• What you have to do:
Lines that contain "Federal" are to be counted; give only their number.

Saved entries
┄┄┄┄┄┄┄┄┄┄

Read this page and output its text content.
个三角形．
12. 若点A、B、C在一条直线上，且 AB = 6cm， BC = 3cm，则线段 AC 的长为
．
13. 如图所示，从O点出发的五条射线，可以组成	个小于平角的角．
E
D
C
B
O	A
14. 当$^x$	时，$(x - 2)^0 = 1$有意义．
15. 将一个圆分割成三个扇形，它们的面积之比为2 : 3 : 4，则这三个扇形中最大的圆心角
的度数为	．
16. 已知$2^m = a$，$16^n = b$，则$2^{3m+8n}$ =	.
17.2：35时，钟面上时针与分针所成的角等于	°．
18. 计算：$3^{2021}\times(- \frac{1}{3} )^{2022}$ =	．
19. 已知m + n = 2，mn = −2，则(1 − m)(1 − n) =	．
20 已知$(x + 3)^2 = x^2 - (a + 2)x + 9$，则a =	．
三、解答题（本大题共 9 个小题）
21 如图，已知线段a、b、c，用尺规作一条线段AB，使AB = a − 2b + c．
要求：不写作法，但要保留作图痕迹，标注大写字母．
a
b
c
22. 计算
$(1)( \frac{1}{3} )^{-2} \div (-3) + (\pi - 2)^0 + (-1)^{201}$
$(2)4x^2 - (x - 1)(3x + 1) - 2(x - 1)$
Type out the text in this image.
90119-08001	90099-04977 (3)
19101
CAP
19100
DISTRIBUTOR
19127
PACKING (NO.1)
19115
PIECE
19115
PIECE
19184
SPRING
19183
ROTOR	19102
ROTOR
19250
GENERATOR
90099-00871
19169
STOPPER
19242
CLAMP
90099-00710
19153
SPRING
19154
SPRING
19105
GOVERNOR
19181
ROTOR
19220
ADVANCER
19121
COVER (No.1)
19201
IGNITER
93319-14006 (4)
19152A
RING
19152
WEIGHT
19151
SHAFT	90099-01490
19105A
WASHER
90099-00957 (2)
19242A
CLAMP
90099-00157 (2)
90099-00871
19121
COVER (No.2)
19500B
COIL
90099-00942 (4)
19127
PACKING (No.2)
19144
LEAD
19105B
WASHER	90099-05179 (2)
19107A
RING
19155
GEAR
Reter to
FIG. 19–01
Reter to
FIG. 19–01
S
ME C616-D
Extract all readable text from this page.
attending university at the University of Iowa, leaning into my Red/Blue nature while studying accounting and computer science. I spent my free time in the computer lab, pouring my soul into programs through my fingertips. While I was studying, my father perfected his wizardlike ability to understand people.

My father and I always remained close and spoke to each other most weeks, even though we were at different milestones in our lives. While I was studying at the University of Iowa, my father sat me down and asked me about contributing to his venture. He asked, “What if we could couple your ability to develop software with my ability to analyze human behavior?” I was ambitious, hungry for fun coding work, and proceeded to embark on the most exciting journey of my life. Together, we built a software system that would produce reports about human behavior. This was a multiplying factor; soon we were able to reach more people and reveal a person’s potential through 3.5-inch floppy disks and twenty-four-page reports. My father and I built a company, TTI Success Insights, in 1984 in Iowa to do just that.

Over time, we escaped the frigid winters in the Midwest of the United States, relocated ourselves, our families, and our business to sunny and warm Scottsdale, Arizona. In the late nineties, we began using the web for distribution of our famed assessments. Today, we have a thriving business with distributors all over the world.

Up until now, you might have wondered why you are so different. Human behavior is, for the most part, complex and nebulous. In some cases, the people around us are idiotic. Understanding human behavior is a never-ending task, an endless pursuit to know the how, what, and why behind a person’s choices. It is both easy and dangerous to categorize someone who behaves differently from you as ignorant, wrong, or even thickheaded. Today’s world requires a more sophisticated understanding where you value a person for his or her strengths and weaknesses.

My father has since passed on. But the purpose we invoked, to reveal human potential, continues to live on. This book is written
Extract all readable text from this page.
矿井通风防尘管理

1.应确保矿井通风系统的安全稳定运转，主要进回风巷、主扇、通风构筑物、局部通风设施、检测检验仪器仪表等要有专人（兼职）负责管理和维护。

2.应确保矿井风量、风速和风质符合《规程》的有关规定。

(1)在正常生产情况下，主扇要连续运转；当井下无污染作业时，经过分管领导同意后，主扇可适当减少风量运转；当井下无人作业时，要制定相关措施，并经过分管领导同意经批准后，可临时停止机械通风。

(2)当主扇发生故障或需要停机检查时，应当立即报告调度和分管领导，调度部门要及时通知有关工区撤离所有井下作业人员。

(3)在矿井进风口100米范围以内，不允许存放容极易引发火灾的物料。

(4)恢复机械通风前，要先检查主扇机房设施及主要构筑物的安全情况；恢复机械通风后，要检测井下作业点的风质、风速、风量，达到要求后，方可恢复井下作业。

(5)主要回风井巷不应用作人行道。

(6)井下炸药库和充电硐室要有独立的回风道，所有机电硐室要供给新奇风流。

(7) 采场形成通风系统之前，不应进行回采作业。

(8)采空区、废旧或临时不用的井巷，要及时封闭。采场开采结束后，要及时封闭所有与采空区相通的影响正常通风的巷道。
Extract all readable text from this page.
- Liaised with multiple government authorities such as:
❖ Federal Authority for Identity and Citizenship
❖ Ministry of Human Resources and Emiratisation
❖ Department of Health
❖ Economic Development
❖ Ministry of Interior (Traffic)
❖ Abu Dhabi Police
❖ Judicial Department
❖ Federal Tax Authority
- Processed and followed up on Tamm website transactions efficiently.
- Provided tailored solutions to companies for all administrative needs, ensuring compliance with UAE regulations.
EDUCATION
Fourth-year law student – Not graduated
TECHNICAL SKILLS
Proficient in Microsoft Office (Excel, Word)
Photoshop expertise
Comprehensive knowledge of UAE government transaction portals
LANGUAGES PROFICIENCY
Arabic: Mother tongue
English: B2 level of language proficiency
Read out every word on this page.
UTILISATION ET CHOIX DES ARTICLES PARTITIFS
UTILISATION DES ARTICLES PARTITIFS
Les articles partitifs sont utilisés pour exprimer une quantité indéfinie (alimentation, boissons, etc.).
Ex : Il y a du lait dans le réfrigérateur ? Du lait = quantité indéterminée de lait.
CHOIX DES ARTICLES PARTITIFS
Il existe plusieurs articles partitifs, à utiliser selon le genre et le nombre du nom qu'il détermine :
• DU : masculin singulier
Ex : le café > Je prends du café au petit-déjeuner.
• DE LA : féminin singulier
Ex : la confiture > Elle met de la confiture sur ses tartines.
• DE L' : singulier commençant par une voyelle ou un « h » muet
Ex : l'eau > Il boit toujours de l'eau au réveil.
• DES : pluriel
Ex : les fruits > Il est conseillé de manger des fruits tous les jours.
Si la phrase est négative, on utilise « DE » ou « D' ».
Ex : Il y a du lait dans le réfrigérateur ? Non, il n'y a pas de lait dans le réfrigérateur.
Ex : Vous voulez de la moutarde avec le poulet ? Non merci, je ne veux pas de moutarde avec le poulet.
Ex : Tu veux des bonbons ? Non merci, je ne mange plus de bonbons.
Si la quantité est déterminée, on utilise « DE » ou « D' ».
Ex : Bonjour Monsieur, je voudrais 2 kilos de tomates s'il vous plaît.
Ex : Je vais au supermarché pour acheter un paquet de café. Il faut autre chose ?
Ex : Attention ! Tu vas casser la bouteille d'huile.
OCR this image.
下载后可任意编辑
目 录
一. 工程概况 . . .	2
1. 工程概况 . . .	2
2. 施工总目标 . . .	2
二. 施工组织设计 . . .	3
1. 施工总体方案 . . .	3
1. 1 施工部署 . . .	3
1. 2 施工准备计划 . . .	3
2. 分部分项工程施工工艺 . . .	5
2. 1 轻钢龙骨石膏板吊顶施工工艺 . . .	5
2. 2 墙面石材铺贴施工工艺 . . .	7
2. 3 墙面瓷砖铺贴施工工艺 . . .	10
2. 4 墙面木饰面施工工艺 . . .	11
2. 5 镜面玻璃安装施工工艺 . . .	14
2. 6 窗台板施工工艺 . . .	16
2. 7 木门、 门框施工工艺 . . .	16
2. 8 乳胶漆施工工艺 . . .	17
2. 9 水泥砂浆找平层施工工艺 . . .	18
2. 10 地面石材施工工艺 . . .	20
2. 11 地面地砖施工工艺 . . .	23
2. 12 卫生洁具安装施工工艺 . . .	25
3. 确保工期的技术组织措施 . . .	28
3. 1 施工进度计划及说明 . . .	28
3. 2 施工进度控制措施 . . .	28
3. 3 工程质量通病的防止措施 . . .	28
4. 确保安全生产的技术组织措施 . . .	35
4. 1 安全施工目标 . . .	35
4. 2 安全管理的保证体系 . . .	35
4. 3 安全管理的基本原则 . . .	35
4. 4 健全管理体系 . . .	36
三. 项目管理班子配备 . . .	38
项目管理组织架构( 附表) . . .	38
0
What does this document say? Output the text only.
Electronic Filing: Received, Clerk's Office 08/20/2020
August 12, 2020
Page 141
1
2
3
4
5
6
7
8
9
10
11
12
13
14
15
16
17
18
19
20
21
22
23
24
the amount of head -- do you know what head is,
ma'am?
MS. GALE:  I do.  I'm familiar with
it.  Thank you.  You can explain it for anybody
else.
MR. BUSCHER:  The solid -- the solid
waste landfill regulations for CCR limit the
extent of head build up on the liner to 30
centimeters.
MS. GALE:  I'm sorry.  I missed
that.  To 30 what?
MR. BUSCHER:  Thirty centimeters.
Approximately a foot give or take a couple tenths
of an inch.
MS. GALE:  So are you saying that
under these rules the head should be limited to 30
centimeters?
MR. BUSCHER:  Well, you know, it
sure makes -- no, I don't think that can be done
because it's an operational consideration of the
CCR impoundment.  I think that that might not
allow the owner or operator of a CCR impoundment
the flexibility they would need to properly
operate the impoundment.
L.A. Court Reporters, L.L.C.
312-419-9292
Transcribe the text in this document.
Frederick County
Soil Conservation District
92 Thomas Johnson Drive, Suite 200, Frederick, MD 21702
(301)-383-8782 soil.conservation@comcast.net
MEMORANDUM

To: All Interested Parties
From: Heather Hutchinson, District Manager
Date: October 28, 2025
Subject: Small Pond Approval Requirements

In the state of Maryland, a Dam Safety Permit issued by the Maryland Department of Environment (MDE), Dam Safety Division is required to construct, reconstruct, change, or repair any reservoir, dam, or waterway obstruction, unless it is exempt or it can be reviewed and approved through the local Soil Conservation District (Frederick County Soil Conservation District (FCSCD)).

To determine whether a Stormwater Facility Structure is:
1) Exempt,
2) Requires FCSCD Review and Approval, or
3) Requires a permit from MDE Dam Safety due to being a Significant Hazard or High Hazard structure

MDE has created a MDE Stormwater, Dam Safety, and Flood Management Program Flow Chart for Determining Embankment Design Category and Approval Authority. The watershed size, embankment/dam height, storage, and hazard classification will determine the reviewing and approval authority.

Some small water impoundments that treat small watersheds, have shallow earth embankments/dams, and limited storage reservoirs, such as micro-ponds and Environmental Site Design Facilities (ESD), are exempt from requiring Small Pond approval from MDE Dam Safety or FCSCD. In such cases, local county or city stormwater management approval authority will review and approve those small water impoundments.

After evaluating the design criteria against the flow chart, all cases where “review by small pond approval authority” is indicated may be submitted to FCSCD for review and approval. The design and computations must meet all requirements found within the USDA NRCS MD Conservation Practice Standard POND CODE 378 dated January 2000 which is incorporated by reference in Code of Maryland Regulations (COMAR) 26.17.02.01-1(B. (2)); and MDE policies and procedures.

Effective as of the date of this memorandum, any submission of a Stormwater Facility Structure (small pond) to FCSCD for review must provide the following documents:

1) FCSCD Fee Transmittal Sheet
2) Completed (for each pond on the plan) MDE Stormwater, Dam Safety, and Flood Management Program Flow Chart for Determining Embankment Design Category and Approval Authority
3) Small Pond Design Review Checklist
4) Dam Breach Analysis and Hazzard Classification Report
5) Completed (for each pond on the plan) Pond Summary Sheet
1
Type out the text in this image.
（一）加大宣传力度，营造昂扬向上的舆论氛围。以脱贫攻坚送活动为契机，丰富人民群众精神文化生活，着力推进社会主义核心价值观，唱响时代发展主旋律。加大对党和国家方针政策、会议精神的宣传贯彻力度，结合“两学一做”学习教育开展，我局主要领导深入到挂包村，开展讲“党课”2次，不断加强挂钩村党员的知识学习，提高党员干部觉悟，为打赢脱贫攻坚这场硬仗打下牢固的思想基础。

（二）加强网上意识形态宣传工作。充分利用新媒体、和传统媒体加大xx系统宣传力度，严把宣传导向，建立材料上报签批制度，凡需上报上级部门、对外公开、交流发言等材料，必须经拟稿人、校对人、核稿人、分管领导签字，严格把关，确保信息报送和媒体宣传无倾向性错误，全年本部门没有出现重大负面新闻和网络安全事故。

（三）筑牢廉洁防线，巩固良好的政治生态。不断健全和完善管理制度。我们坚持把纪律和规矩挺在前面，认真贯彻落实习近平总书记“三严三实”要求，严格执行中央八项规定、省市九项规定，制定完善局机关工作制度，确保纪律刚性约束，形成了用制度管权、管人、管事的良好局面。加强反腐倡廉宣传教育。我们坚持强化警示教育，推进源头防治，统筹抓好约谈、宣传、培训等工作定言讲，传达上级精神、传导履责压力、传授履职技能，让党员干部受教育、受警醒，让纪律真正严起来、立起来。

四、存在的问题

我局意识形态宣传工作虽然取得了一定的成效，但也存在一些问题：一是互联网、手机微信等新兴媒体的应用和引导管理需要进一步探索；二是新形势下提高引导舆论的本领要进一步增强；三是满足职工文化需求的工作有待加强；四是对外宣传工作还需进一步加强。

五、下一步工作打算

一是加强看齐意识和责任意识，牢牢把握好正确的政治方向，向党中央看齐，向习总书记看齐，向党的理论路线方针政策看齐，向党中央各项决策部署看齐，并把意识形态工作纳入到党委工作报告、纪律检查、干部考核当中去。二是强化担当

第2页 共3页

┄┄┄┄┄┄┄┄┄┄

• Answer to the task:
2